| YOUR GOAL |
Tally the lines in the data below where the word "Kang" appears, and give the tally alone.

START PROVIDED DATA

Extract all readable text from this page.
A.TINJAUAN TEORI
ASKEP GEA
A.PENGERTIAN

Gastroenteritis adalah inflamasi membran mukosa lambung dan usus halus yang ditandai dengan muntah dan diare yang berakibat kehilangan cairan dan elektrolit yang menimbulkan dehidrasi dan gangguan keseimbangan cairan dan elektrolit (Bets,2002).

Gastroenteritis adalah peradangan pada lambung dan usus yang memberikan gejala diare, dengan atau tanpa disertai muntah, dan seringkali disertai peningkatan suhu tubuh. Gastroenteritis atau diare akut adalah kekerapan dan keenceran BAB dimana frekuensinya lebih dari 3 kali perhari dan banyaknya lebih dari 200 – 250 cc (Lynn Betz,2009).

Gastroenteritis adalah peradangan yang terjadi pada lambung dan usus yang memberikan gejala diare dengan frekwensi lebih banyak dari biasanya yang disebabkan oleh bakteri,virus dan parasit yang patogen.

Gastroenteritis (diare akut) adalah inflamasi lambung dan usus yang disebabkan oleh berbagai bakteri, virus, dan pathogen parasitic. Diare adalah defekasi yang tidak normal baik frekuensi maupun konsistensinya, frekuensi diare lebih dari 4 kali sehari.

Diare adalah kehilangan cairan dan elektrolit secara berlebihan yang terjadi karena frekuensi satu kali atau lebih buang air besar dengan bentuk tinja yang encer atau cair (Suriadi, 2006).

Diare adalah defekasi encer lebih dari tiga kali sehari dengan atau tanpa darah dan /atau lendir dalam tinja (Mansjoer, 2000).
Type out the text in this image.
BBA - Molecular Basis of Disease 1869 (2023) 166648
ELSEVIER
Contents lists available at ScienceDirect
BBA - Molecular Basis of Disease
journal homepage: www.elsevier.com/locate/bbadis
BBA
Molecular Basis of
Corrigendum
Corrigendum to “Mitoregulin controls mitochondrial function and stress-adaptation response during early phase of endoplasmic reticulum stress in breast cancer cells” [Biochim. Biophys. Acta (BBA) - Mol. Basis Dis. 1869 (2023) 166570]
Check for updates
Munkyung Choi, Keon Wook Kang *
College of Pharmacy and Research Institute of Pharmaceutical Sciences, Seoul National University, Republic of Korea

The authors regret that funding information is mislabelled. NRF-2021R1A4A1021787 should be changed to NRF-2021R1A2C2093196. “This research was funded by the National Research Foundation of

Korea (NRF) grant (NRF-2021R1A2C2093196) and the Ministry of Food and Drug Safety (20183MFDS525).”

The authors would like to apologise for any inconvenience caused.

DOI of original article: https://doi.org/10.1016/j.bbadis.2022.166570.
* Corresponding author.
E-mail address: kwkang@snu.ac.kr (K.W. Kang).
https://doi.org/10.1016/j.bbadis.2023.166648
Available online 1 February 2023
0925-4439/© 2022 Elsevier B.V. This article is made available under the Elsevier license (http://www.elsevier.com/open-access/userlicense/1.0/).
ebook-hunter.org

END PROVIDED DATA

| ANSWER BOX |
2